__EXERCISE DESCRIPTION__: Please copy every line of the records below that holds the word "small".

__INPUT DATA__:
--- begin ---

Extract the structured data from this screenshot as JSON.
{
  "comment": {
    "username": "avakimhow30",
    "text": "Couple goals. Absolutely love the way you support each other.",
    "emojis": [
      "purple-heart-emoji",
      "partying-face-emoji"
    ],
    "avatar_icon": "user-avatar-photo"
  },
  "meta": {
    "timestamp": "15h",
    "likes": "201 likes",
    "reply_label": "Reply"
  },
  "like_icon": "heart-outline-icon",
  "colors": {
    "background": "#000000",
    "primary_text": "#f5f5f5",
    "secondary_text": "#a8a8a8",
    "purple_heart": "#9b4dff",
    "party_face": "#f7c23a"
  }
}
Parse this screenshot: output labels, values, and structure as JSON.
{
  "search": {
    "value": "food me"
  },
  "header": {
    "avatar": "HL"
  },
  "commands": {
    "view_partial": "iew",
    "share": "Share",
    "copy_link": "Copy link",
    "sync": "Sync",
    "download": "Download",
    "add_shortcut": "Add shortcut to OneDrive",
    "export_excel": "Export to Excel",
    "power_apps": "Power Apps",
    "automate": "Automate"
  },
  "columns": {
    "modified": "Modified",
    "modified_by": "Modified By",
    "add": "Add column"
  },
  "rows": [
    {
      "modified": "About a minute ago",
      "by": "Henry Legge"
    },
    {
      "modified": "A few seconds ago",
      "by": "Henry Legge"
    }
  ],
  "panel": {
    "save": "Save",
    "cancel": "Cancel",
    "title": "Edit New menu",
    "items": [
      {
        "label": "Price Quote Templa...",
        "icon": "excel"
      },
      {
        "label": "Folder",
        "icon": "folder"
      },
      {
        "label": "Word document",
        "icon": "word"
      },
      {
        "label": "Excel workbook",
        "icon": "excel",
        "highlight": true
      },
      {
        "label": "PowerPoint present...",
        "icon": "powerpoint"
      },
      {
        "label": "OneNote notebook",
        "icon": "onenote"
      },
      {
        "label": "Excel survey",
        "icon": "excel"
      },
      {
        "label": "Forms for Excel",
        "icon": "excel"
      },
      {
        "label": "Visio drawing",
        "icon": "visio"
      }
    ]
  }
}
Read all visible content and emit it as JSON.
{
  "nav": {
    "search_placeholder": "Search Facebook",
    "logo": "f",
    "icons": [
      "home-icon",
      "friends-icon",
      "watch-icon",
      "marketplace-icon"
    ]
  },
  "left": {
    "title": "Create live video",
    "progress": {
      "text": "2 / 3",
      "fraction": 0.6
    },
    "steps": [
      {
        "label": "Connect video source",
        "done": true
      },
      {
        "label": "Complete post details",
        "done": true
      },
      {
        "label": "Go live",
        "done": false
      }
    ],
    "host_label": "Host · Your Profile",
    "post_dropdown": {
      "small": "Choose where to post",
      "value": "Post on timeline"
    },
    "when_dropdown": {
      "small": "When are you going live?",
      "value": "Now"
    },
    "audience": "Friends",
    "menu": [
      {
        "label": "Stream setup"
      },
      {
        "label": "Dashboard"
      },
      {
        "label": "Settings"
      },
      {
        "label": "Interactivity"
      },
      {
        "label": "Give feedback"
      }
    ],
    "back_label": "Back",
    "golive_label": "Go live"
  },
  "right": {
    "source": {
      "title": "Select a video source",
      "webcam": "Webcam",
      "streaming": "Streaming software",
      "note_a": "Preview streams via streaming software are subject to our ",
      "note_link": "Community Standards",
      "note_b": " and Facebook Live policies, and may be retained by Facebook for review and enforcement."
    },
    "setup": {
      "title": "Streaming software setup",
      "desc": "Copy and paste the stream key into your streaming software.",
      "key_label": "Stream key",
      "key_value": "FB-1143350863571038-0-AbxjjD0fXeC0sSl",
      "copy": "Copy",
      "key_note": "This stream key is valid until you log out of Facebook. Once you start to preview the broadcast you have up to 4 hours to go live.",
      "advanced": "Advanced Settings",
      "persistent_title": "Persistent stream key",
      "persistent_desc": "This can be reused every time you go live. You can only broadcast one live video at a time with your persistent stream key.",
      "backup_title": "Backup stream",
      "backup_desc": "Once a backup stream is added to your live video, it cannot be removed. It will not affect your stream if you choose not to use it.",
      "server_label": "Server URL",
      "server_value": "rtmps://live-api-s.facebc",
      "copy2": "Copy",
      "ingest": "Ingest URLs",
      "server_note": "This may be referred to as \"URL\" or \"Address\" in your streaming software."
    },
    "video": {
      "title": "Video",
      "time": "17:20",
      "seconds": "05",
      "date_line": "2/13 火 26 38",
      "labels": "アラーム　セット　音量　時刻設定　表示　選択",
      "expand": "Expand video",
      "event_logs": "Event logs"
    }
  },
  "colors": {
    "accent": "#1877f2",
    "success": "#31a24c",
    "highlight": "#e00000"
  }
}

--- end ---

__SOLUTION TO THE PROBLEM__:
      "small": "Choose where to post",
      "small": "When are you going live?",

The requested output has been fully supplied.